* Dataset excerpt *
## begin
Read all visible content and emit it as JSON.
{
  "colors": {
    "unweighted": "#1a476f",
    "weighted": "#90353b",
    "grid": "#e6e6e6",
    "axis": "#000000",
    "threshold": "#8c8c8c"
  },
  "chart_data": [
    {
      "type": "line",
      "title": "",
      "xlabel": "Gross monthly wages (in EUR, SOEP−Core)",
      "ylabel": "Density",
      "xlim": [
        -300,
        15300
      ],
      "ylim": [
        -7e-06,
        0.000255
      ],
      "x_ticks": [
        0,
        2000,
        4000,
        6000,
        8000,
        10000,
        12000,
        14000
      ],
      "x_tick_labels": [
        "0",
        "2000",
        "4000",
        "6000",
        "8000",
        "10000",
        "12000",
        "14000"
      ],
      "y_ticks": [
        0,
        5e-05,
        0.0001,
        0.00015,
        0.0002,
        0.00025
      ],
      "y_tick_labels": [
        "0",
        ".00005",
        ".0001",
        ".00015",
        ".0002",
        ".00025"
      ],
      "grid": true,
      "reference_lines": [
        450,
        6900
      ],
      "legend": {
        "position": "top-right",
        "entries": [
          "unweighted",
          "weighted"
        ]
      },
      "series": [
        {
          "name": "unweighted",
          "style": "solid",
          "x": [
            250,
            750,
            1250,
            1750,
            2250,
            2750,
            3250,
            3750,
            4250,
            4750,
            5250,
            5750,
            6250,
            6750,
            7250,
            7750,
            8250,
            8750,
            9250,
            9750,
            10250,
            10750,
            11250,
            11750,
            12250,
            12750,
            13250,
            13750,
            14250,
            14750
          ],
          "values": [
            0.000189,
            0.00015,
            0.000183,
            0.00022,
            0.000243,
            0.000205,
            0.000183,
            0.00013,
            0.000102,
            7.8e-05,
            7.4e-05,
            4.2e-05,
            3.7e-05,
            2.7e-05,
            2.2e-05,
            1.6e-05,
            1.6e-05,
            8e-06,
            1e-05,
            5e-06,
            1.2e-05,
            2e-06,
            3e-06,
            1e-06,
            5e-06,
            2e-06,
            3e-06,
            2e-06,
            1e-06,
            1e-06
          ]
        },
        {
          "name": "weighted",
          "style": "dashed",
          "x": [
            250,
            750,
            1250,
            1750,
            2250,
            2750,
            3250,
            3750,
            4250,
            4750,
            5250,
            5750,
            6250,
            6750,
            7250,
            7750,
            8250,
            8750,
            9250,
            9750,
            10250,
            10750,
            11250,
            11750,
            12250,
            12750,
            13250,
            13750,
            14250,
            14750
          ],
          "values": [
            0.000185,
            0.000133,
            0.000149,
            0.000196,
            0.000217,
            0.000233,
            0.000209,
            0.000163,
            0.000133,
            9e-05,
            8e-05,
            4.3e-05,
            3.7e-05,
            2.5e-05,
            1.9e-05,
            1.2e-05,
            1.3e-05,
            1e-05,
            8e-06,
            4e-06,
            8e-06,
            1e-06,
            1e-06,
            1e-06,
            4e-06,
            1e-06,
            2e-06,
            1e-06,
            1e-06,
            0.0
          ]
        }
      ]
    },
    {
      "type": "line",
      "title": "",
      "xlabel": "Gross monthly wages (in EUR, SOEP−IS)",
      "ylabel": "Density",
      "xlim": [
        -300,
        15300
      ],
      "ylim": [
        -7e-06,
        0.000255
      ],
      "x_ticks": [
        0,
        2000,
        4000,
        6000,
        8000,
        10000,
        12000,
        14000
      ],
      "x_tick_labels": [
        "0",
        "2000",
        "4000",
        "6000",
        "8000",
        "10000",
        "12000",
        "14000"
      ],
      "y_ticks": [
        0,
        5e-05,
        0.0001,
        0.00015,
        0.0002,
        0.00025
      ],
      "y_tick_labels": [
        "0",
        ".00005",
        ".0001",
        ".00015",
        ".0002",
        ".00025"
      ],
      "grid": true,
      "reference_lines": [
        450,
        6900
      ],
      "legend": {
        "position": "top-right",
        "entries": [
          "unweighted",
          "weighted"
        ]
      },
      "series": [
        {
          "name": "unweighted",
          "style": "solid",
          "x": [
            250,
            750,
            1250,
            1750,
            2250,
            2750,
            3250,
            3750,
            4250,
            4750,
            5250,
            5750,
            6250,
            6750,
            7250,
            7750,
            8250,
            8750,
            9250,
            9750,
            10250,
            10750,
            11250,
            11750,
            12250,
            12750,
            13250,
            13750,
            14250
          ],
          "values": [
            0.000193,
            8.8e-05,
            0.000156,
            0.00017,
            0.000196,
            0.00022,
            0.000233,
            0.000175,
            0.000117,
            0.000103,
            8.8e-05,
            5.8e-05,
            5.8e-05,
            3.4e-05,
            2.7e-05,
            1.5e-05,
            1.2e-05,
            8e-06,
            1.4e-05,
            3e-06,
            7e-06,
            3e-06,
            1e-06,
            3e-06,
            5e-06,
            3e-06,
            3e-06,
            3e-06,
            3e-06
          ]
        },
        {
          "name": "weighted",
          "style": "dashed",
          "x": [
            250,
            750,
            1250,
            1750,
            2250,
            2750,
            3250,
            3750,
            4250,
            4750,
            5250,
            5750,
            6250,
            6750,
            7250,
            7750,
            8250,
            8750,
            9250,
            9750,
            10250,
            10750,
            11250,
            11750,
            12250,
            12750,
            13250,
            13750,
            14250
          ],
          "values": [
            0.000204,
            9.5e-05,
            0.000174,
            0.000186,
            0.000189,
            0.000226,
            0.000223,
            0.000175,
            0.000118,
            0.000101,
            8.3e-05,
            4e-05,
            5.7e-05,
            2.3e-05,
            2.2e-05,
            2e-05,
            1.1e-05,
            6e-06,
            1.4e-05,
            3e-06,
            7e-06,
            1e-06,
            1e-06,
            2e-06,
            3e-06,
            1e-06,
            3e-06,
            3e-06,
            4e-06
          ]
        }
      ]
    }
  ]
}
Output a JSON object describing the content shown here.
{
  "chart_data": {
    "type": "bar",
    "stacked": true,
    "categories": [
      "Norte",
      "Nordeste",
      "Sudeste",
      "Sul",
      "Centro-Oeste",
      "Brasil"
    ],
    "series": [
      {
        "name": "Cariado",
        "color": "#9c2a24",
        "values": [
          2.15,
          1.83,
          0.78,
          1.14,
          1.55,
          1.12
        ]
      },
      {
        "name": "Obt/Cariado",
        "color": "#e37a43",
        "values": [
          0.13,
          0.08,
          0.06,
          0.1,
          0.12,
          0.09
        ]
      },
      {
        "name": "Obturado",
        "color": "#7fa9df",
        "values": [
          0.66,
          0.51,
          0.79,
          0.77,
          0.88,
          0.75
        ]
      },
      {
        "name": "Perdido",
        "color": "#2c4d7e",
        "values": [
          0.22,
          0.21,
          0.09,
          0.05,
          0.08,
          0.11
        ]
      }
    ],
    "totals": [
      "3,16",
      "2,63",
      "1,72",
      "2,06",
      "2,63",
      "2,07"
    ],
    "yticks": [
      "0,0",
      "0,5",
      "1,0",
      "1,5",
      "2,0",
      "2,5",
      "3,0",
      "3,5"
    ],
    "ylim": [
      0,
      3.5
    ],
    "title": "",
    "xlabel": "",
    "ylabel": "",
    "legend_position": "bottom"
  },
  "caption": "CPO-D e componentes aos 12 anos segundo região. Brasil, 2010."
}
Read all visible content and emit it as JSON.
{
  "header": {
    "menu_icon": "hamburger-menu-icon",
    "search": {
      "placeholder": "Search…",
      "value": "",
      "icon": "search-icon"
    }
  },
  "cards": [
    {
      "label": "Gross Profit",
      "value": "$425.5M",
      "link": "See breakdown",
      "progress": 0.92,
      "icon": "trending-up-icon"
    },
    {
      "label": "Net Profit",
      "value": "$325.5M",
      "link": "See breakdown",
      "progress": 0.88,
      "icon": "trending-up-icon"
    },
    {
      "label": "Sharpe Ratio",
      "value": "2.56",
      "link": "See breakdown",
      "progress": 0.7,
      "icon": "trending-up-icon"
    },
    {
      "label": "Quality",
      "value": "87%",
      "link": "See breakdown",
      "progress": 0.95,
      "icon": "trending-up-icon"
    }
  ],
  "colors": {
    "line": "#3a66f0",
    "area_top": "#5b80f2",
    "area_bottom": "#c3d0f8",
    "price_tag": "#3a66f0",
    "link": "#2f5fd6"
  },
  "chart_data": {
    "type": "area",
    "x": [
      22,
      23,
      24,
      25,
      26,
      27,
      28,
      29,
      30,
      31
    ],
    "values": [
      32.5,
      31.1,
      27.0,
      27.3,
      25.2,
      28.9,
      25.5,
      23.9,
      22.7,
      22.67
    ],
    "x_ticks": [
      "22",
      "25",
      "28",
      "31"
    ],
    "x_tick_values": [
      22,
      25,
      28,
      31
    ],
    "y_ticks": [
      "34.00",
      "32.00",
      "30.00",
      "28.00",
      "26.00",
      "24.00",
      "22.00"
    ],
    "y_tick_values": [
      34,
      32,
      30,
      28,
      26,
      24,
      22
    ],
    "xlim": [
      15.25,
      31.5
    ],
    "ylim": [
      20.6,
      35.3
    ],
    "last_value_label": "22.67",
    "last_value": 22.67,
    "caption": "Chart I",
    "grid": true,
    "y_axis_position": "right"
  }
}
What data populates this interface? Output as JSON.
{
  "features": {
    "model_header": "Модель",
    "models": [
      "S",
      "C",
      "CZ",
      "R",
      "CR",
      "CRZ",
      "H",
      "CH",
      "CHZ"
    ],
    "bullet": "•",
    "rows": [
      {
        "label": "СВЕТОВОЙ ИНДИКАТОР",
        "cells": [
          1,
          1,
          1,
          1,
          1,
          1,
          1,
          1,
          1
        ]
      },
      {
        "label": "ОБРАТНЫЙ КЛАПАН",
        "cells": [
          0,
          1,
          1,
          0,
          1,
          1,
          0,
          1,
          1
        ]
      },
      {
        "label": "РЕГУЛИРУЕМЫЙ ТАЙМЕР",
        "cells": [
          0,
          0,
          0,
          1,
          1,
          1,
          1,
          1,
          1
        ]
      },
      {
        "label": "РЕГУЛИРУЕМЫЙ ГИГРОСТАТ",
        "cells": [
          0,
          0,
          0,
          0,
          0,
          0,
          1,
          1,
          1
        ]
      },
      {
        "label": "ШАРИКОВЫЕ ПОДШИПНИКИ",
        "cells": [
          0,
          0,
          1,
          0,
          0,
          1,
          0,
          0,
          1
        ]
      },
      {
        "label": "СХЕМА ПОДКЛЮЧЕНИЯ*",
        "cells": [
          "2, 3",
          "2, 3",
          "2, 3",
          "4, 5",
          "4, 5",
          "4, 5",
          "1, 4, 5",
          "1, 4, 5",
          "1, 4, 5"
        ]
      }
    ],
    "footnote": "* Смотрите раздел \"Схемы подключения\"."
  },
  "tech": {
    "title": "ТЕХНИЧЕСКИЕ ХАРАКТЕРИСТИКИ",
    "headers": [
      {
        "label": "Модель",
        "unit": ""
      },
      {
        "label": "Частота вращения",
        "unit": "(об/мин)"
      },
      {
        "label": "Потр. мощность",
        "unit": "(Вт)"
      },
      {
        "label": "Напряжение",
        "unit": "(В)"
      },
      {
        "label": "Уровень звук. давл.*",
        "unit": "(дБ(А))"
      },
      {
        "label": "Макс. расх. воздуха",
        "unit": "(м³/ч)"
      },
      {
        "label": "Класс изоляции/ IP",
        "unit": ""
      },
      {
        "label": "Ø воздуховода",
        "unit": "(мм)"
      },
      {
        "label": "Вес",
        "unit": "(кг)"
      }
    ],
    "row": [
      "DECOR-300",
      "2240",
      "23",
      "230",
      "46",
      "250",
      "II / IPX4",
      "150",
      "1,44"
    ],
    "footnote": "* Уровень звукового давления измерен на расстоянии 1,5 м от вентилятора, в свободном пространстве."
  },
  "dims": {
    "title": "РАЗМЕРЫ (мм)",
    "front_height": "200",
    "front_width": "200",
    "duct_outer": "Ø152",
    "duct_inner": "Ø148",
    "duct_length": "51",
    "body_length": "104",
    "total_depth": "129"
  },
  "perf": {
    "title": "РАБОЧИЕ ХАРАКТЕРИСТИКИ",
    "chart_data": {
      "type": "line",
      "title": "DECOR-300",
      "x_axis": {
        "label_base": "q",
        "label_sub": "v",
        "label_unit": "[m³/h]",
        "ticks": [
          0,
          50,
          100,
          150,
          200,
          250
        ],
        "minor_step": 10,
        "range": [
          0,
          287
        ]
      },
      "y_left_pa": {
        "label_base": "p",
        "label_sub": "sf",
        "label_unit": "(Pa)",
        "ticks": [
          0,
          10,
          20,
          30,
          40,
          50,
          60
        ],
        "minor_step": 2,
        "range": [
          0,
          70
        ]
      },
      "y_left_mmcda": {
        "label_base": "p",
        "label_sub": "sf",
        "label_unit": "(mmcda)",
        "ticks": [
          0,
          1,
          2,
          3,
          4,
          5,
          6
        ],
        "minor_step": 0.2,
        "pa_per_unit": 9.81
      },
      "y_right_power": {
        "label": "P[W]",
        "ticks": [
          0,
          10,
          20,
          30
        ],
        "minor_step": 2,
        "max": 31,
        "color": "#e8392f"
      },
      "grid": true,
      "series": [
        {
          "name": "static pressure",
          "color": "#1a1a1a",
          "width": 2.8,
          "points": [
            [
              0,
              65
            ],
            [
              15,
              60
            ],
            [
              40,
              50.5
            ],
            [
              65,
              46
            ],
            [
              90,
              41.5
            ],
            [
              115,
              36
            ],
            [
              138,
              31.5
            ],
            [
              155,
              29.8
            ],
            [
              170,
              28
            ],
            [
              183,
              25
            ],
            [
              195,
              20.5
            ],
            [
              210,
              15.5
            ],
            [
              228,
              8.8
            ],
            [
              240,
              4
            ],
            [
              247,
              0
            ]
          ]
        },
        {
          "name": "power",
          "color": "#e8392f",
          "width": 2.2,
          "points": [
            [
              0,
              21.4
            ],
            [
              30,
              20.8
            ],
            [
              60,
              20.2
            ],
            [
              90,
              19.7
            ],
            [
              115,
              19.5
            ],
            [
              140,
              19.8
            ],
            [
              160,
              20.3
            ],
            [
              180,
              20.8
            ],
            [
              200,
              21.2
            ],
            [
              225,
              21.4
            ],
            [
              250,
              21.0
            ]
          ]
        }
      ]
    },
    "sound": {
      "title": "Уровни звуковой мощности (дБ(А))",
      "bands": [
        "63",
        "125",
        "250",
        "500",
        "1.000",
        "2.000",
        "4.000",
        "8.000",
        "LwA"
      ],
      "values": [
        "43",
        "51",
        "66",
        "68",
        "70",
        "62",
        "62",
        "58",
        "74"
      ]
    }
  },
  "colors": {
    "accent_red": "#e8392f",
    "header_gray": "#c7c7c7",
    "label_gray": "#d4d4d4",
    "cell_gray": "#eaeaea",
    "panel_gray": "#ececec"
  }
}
## end
* Exercise objective *
From the entries, copy out each line containing the word "footnote".

* Answer below *
    "footnote": "* Смотрите раздел \"Схемы подключения\"."
    "footnote": "* Уровень звукового давления измерен на расстоянии 1,5 м от вентилятора, в свободном пространстве."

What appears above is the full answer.